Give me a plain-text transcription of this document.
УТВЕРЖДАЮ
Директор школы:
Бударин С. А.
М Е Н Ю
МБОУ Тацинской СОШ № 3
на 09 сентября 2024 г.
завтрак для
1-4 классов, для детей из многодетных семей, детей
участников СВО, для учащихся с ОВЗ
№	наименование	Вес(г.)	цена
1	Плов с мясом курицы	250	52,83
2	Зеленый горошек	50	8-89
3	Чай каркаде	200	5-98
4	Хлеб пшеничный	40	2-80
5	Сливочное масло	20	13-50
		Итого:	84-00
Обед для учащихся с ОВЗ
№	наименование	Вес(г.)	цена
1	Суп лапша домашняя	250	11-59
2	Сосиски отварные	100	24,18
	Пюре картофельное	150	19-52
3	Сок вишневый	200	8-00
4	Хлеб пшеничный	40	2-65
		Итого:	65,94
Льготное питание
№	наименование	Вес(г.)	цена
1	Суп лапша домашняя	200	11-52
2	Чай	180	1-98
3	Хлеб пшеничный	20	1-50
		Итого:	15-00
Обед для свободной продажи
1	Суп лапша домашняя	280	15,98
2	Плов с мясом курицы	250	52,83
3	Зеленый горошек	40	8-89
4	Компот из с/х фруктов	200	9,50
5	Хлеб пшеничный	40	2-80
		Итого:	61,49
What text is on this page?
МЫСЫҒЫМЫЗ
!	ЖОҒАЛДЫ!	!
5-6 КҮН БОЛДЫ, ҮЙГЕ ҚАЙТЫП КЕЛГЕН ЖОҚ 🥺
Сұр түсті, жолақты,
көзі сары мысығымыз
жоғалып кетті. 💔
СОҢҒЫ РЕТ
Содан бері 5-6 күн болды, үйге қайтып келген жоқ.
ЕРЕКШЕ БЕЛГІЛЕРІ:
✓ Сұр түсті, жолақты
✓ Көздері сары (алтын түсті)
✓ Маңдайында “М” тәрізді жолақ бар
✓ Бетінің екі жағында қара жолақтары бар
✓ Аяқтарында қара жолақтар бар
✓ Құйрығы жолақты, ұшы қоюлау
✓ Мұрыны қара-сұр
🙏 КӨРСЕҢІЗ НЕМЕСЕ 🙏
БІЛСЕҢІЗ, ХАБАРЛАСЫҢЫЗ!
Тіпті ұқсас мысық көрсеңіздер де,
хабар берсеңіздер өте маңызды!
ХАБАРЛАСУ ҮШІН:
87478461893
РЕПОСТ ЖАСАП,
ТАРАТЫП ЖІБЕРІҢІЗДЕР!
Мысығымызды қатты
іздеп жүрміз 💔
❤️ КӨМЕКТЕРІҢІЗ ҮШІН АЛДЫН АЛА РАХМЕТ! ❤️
□ □ □ □ □ □ □
## What you are asked to do
Write all of the records out again exactly.

## Worked solution
Give me a plain-text transcription of this document.
УТВЕРЖДАЮ
Директор школы:
Бударин С. А.
М Е Н Ю
МБОУ Тацинской СОШ № 3
на 09 сентября 2024 г.
завтрак для
1-4 классов, для детей из многодетных семей, детей
участников СВО, для учащихся с ОВЗ
№	наименование	Вес(г.)	цена
1	Плов с мясом курицы	250	52,83
2	Зеленый горошек	50	8-89
3	Чай каркаде	200	5-98
4	Хлеб пшеничный	40	2-80
5	Сливочное масло	20	13-50
		Итого:	84-00
Обед для учащихся с ОВЗ
№	наименование	Вес(г.)	цена
1	Суп лапша домашняя	250	11-59
2	Сосиски отварные	100	24,18
	Пюре картофельное	150	19-52
3	Сок вишневый	200	8-00
4	Хлеб пшеничный	40	2-65
		Итого:	65,94
Льготное питание
№	наименование	Вес(г.)	цена
1	Суп лапша домашняя	200	11-52
2	Чай	180	1-98
3	Хлеб пшеничный	20	1-50
		Итого:	15-00
Обед для свободной продажи
1	Суп лапша домашняя	280	15,98
2	Плов с мясом курицы	250	52,83
3	Зеленый горошек	40	8-89
4	Компот из с/х фруктов	200	9,50
5	Хлеб пшеничный	40	2-80
		Итого:	61,49
What text is on this page?
МЫСЫҒЫМЫЗ
!	ЖОҒАЛДЫ!	!
5-6 КҮН БОЛДЫ, ҮЙГЕ ҚАЙТЫП КЕЛГЕН ЖОҚ 🥺
Сұр түсті, жолақты,
көзі сары мысығымыз
жоғалып кетті. 💔
СОҢҒЫ РЕТ
Содан бері 5-6 күн болды, үйге қайтып келген жоқ.
ЕРЕКШЕ БЕЛГІЛЕРІ:
✓ Сұр түсті, жолақты
✓ Көздері сары (алтын түсті)
✓ Маңдайында “М” тәрізді жолақ бар
✓ Бетінің екі жағында қара жолақтары бар
✓ Аяқтарында қара жолақтар бар
✓ Құйрығы жолақты, ұшы қоюлау
✓ Мұрыны қара-сұр
🙏 КӨРСЕҢІЗ НЕМЕСЕ 🙏
БІЛСЕҢІЗ, ХАБАРЛАСЫҢЫЗ!
Тіпті ұқсас мысық көрсеңіздер де,
хабар берсеңіздер өте маңызды!
ХАБАРЛАСУ ҮШІН:
87478461893
РЕПОСТ ЖАСАП,
ТАРАТЫП ЖІБЕРІҢІЗДЕР!
Мысығымызды қатты
іздеп жүрміз 💔
❤️ КӨМЕКТЕРІҢІЗ ҮШІН АЛДЫН АЛА РАХМЕТ! ❤️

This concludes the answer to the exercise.